-- START Source data --

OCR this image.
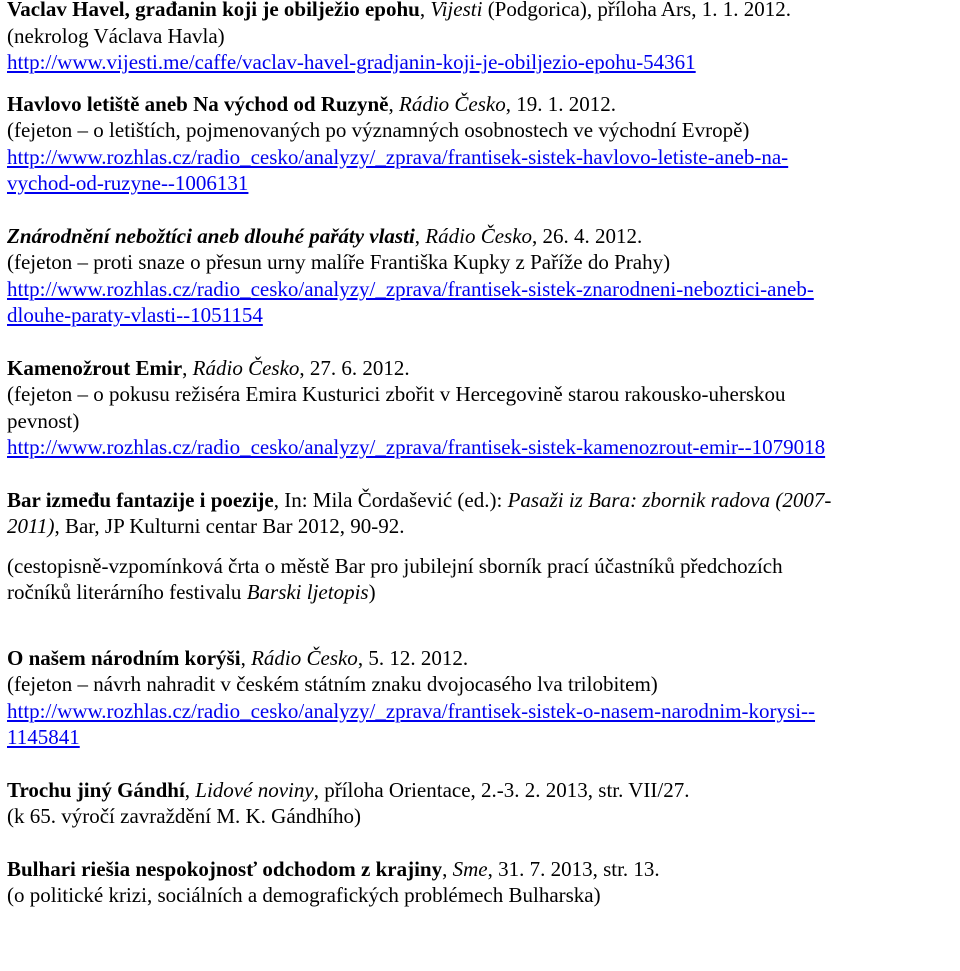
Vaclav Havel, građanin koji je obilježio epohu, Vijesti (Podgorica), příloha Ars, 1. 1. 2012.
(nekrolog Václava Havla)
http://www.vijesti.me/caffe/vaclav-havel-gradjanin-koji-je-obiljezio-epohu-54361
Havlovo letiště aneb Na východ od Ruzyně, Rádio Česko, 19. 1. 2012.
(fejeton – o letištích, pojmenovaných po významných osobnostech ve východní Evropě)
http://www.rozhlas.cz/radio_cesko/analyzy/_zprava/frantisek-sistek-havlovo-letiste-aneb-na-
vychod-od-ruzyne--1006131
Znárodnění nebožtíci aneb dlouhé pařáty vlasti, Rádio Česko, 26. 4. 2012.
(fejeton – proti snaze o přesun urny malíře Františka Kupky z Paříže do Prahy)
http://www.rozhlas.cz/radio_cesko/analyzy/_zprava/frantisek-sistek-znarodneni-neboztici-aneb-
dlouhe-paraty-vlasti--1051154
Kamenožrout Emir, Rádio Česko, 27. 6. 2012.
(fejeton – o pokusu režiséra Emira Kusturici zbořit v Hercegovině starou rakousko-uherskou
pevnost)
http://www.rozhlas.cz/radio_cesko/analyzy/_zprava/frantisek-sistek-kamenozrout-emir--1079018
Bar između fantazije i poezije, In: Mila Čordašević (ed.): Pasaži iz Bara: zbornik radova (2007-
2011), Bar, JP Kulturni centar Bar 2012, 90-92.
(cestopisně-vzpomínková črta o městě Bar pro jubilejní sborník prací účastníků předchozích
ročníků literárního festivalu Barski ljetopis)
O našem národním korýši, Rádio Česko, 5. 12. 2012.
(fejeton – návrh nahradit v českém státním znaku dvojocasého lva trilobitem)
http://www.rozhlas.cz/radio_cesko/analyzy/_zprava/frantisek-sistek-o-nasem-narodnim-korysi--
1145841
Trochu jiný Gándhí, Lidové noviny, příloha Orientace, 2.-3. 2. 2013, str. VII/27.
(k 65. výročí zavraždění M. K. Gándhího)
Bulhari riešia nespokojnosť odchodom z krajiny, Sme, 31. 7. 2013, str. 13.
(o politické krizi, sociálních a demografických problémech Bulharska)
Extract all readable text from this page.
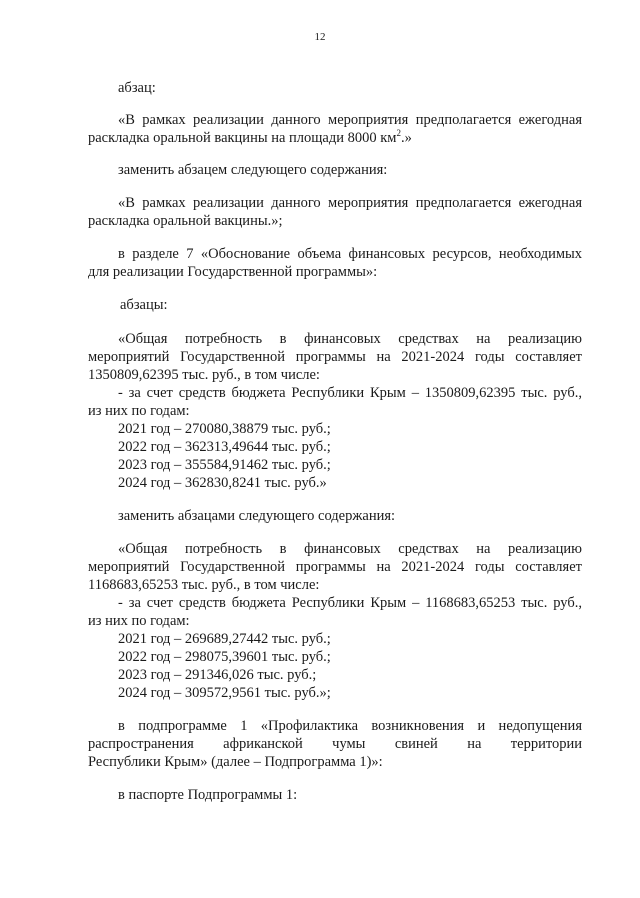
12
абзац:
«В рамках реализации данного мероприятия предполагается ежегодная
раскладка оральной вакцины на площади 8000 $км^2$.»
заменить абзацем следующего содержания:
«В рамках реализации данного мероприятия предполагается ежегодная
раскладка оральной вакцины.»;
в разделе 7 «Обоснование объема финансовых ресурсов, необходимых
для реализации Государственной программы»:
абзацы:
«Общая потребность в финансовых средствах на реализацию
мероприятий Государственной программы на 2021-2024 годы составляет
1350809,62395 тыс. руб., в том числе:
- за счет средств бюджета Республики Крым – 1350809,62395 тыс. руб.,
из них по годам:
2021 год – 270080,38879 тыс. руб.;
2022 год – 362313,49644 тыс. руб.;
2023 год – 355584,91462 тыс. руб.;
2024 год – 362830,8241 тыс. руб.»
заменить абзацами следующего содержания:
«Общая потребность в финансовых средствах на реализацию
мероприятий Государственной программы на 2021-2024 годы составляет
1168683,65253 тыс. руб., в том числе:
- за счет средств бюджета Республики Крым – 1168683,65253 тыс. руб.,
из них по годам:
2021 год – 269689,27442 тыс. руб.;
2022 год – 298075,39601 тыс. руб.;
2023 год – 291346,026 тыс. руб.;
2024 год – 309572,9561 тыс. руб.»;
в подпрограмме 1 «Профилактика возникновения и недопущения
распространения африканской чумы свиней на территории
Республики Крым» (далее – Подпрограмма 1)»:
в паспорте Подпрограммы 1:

-- END Source data --

### Brief:
Within the listing above, find every line containing the string "http" and return it.

### The completed task:
http://www.vijesti.me/caffe/vaclav-havel-gradjanin-koji-je-obiljezio-epohu-54361
http://www.rozhlas.cz/radio_cesko/analyzy/_zprava/frantisek-sistek-havlovo-letiste-aneb-na-
http://www.rozhlas.cz/radio_cesko/analyzy/_zprava/frantisek-sistek-znarodneni-neboztici-aneb-
http://www.rozhlas.cz/radio_cesko/analyzy/_zprava/frantisek-sistek-kamenozrout-emir--1079018
http://www.rozhlas.cz/radio_cesko/analyzy/_zprava/frantisek-sistek-o-nasem-narodnim-korysi--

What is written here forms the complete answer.